=== Problem requirements ===
Take the line containing "Extract all readable text from this page." and all lines after it to the end of the records, and output them exactly.

(Part of a data file)
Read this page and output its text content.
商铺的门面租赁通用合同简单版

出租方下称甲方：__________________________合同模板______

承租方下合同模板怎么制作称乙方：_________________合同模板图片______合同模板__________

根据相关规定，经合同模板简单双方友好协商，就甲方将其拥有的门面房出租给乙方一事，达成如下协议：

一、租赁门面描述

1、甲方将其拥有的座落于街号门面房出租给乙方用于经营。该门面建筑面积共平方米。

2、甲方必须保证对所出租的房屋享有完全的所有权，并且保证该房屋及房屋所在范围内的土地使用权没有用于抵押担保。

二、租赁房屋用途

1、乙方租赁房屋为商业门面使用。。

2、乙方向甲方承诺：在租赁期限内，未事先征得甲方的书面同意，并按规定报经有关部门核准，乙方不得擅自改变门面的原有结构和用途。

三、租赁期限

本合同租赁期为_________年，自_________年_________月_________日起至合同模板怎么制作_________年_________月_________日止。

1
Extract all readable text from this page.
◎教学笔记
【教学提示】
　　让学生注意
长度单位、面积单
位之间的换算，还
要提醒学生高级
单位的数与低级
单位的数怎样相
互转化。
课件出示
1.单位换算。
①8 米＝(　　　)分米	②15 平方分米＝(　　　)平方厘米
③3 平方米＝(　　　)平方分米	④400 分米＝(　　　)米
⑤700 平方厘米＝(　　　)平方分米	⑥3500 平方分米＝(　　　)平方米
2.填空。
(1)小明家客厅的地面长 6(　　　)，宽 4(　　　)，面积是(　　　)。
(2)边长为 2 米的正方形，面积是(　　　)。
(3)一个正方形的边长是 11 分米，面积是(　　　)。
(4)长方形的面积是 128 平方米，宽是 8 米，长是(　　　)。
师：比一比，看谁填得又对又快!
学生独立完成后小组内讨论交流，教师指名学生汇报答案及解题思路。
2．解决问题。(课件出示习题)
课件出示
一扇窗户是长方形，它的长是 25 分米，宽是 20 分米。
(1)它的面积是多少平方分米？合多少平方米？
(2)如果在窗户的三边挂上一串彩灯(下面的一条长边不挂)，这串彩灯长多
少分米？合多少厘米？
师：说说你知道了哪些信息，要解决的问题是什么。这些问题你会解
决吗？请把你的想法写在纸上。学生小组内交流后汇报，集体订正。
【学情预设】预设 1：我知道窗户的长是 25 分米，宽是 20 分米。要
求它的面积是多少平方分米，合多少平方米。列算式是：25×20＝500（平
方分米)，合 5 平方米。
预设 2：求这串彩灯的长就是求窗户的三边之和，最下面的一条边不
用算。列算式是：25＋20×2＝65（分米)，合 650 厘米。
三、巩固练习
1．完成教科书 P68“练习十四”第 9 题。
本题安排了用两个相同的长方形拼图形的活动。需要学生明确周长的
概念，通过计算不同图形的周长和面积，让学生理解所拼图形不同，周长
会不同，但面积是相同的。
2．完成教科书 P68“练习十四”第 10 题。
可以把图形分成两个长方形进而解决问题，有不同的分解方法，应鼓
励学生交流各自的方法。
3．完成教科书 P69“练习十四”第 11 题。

=== Correct answer ===
Extract all readable text from this page.
◎教学笔记
【教学提示】
　　让学生注意
长度单位、面积单
位之间的换算，还
要提醒学生高级
单位的数与低级
单位的数怎样相
互转化。
课件出示
1.单位换算。
①8 米＝(　　　)分米	②15 平方分米＝(　　　)平方厘米
③3 平方米＝(　　　)平方分米	④400 分米＝(　　　)米
⑤700 平方厘米＝(　　　)平方分米	⑥3500 平方分米＝(　　　)平方米
2.填空。
(1)小明家客厅的地面长 6(　　　)，宽 4(　　　)，面积是(　　　)。
(2)边长为 2 米的正方形，面积是(　　　)。
(3)一个正方形的边长是 11 分米，面积是(　　　)。
(4)长方形的面积是 128 平方米，宽是 8 米，长是(　　　)。
师：比一比，看谁填得又对又快!
学生独立完成后小组内讨论交流，教师指名学生汇报答案及解题思路。
2．解决问题。(课件出示习题)
课件出示
一扇窗户是长方形，它的长是 25 分米，宽是 20 分米。
(1)它的面积是多少平方分米？合多少平方米？
(2)如果在窗户的三边挂上一串彩灯(下面的一条长边不挂)，这串彩灯长多
少分米？合多少厘米？
师：说说你知道了哪些信息，要解决的问题是什么。这些问题你会解
决吗？请把你的想法写在纸上。学生小组内交流后汇报，集体订正。
【学情预设】预设 1：我知道窗户的长是 25 分米，宽是 20 分米。要
求它的面积是多少平方分米，合多少平方米。列算式是：25×20＝500（平
方分米)，合 5 平方米。
预设 2：求这串彩灯的长就是求窗户的三边之和，最下面的一条边不
用算。列算式是：25＋20×2＝65（分米)，合 650 厘米。
三、巩固练习
1．完成教科书 P68“练习十四”第 9 题。
本题安排了用两个相同的长方形拼图形的活动。需要学生明确周长的
概念，通过计算不同图形的周长和面积，让学生理解所拼图形不同，周长
会不同，但面积是相同的。
2．完成教科书 P68“练习十四”第 10 题。
可以把图形分成两个长方形进而解决问题，有不同的分解方法，应鼓
励学生交流各自的方法。
3．完成教科书 P69“练习十四”第 11 题。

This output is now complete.